- _STORED DATA_:
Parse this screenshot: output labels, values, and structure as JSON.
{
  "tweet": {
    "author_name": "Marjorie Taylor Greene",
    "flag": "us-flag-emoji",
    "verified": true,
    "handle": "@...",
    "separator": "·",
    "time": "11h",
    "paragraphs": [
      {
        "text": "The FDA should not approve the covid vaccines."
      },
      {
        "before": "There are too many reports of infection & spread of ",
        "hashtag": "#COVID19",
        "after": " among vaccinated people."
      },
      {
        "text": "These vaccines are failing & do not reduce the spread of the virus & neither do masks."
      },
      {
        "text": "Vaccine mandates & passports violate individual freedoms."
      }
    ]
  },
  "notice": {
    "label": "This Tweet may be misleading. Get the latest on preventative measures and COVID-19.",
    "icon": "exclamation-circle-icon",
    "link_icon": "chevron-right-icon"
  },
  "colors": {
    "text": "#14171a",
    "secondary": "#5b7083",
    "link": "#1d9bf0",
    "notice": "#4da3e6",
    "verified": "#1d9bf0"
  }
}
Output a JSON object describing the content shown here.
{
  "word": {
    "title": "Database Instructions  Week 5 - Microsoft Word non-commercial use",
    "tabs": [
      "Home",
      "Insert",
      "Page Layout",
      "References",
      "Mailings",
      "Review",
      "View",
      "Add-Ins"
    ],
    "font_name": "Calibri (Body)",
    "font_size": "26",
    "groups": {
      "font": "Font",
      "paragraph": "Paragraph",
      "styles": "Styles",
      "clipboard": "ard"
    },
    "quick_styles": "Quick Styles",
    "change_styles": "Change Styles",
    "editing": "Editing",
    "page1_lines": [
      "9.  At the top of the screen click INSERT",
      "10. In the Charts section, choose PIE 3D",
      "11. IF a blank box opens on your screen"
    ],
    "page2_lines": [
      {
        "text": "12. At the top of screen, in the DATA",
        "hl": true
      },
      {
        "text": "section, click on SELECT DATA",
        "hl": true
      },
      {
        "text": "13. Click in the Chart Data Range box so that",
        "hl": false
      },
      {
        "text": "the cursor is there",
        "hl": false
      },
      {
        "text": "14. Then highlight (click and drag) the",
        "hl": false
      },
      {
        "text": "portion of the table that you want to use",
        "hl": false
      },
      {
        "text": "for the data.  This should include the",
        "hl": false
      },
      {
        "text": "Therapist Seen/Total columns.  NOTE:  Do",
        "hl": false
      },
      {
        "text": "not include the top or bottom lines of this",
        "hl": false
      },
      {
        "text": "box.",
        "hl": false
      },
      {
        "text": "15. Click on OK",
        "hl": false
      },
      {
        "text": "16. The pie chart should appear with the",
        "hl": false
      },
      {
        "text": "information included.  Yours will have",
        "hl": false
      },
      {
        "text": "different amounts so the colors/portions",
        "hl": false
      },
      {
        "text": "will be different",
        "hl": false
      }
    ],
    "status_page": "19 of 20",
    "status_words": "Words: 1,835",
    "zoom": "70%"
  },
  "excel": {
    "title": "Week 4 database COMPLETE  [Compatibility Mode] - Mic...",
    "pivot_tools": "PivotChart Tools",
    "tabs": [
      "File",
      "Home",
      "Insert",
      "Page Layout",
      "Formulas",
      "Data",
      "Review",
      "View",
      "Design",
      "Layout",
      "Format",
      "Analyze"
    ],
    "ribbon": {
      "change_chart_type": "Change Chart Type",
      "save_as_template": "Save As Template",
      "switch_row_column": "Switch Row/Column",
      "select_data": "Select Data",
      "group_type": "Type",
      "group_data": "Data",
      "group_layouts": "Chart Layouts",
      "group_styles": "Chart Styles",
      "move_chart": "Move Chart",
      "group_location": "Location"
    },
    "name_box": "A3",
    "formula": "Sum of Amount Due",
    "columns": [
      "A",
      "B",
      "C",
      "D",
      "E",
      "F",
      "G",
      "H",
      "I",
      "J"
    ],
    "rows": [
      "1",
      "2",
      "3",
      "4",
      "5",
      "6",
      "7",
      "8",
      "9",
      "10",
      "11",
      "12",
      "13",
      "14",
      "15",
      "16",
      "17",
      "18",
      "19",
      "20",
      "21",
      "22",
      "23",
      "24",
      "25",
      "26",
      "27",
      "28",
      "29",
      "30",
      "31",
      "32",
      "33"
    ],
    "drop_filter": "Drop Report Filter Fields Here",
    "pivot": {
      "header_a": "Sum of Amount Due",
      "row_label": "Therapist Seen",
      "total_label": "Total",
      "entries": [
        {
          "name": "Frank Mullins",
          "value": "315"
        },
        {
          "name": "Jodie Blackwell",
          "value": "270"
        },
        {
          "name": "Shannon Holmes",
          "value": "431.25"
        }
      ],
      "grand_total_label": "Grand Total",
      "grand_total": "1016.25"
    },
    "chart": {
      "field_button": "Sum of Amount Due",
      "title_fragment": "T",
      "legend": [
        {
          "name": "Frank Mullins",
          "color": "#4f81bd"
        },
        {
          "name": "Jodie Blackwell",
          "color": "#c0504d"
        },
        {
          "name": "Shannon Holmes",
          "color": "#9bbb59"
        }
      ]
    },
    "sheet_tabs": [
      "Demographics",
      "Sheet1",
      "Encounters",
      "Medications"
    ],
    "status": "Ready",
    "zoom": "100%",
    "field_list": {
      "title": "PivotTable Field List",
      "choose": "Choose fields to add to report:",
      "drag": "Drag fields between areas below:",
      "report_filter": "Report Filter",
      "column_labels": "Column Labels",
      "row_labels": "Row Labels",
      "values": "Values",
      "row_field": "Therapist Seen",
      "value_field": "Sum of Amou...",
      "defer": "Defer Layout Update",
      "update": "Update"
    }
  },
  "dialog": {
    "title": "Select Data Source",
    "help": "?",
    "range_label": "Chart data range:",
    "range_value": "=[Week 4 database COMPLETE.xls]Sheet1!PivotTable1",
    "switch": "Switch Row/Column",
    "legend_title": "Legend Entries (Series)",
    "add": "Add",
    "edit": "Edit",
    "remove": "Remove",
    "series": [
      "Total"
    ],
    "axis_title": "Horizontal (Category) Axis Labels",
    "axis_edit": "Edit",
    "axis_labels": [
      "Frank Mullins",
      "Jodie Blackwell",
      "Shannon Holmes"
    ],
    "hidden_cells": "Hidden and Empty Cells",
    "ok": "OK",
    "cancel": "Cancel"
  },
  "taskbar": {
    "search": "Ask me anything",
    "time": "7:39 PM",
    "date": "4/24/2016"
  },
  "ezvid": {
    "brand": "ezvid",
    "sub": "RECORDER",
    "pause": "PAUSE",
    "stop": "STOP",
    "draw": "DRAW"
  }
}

- _INSTRUCTIONS FOR THE TASK_: Each record should be returned precisely as written.

- _REPLY_:
Parse this screenshot: output labels, values, and structure as JSON.
{
  "tweet": {
    "author_name": "Marjorie Taylor Greene",
    "flag": "us-flag-emoji",
    "verified": true,
    "handle": "@...",
    "separator": "·",
    "time": "11h",
    "paragraphs": [
      {
        "text": "The FDA should not approve the covid vaccines."
      },
      {
        "before": "There are too many reports of infection & spread of ",
        "hashtag": "#COVID19",
        "after": " among vaccinated people."
      },
      {
        "text": "These vaccines are failing & do not reduce the spread of the virus & neither do masks."
      },
      {
        "text": "Vaccine mandates & passports violate individual freedoms."
      }
    ]
  },
  "notice": {
    "label": "This Tweet may be misleading. Get the latest on preventative measures and COVID-19.",
    "icon": "exclamation-circle-icon",
    "link_icon": "chevron-right-icon"
  },
  "colors": {
    "text": "#14171a",
    "secondary": "#5b7083",
    "link": "#1d9bf0",
    "notice": "#4da3e6",
    "verified": "#1d9bf0"
  }
}
Output a JSON object describing the content shown here.
{
  "word": {
    "title": "Database Instructions  Week 5 - Microsoft Word non-commercial use",
    "tabs": [
      "Home",
      "Insert",
      "Page Layout",
      "References",
      "Mailings",
      "Review",
      "View",
      "Add-Ins"
    ],
    "font_name": "Calibri (Body)",
    "font_size": "26",
    "groups": {
      "font": "Font",
      "paragraph": "Paragraph",
      "styles": "Styles",
      "clipboard": "ard"
    },
    "quick_styles": "Quick Styles",
    "change_styles": "Change Styles",
    "editing": "Editing",
    "page1_lines": [
      "9.  At the top of the screen click INSERT",
      "10. In the Charts section, choose PIE 3D",
      "11. IF a blank box opens on your screen"
    ],
    "page2_lines": [
      {
        "text": "12. At the top of screen, in the DATA",
        "hl": true
      },
      {
        "text": "section, click on SELECT DATA",
        "hl": true
      },
      {
        "text": "13. Click in the Chart Data Range box so that",
        "hl": false
      },
      {
        "text": "the cursor is there",
        "hl": false
      },
      {
        "text": "14. Then highlight (click and drag) the",
        "hl": false
      },
      {
        "text": "portion of the table that you want to use",
        "hl": false
      },
      {
        "text": "for the data.  This should include the",
        "hl": false
      },
      {
        "text": "Therapist Seen/Total columns.  NOTE:  Do",
        "hl": false
      },
      {
        "text": "not include the top or bottom lines of this",
        "hl": false
      },
      {
        "text": "box.",
        "hl": false
      },
      {
        "text": "15. Click on OK",
        "hl": false
      },
      {
        "text": "16. The pie chart should appear with the",
        "hl": false
      },
      {
        "text": "information included.  Yours will have",
        "hl": false
      },
      {
        "text": "different amounts so the colors/portions",
        "hl": false
      },
      {
        "text": "will be different",
        "hl": false
      }
    ],
    "status_page": "19 of 20",
    "status_words": "Words: 1,835",
    "zoom": "70%"
  },
  "excel": {
    "title": "Week 4 database COMPLETE  [Compatibility Mode] - Mic...",
    "pivot_tools": "PivotChart Tools",
    "tabs": [
      "File",
      "Home",
      "Insert",
      "Page Layout",
      "Formulas",
      "Data",
      "Review",
      "View",
      "Design",
      "Layout",
      "Format",
      "Analyze"
    ],
    "ribbon": {
      "change_chart_type": "Change Chart Type",
      "save_as_template": "Save As Template",
      "switch_row_column": "Switch Row/Column",
      "select_data": "Select Data",
      "group_type": "Type",
      "group_data": "Data",
      "group_layouts": "Chart Layouts",
      "group_styles": "Chart Styles",
      "move_chart": "Move Chart",
      "group_location": "Location"
    },
    "name_box": "A3",
    "formula": "Sum of Amount Due",
    "columns": [
      "A",
      "B",
      "C",
      "D",
      "E",
      "F",
      "G",
      "H",
      "I",
      "J"
    ],
    "rows": [
      "1",
      "2",
      "3",
      "4",
      "5",
      "6",
      "7",
      "8",
      "9",
      "10",
      "11",
      "12",
      "13",
      "14",
      "15",
      "16",
      "17",
      "18",
      "19",
      "20",
      "21",
      "22",
      "23",
      "24",
      "25",
      "26",
      "27",
      "28",
      "29",
      "30",
      "31",
      "32",
      "33"
    ],
    "drop_filter": "Drop Report Filter Fields Here",
    "pivot": {
      "header_a": "Sum of Amount Due",
      "row_label": "Therapist Seen",
      "total_label": "Total",
      "entries": [
        {
          "name": "Frank Mullins",
          "value": "315"
        },
        {
          "name": "Jodie Blackwell",
          "value": "270"
        },
        {
          "name": "Shannon Holmes",
          "value": "431.25"
        }
      ],
      "grand_total_label": "Grand Total",
      "grand_total": "1016.25"
    },
    "chart": {
      "field_button": "Sum of Amount Due",
      "title_fragment": "T",
      "legend": [
        {
          "name": "Frank Mullins",
          "color": "#4f81bd"
        },
        {
          "name": "Jodie Blackwell",
          "color": "#c0504d"
        },
        {
          "name": "Shannon Holmes",
          "color": "#9bbb59"
        }
      ]
    },
    "sheet_tabs": [
      "Demographics",
      "Sheet1",
      "Encounters",
      "Medications"
    ],
    "status": "Ready",
    "zoom": "100%",
    "field_list": {
      "title": "PivotTable Field List",
      "choose": "Choose fields to add to report:",
      "drag": "Drag fields between areas below:",
      "report_filter": "Report Filter",
      "column_labels": "Column Labels",
      "row_labels": "Row Labels",
      "values": "Values",
      "row_field": "Therapist Seen",
      "value_field": "Sum of Amou...",
      "defer": "Defer Layout Update",
      "update": "Update"
    }
  },
  "dialog": {
    "title": "Select Data Source",
    "help": "?",
    "range_label": "Chart data range:",
    "range_value": "=[Week 4 database COMPLETE.xls]Sheet1!PivotTable1",
    "switch": "Switch Row/Column",
    "legend_title": "Legend Entries (Series)",
    "add": "Add",
    "edit": "Edit",
    "remove": "Remove",
    "series": [
      "Total"
    ],
    "axis_title": "Horizontal (Category) Axis Labels",
    "axis_edit": "Edit",
    "axis_labels": [
      "Frank Mullins",
      "Jodie Blackwell",
      "Shannon Holmes"
    ],
    "hidden_cells": "Hidden and Empty Cells",
    "ok": "OK",
    "cancel": "Cancel"
  },
  "taskbar": {
    "search": "Ask me anything",
    "time": "7:39 PM",
    "date": "4/24/2016"
  },
  "ezvid": {
    "brand": "ezvid",
    "sub": "RECORDER",
    "pause": "PAUSE",
    "stop": "STOP",
    "draw": "DRAW"
  }
}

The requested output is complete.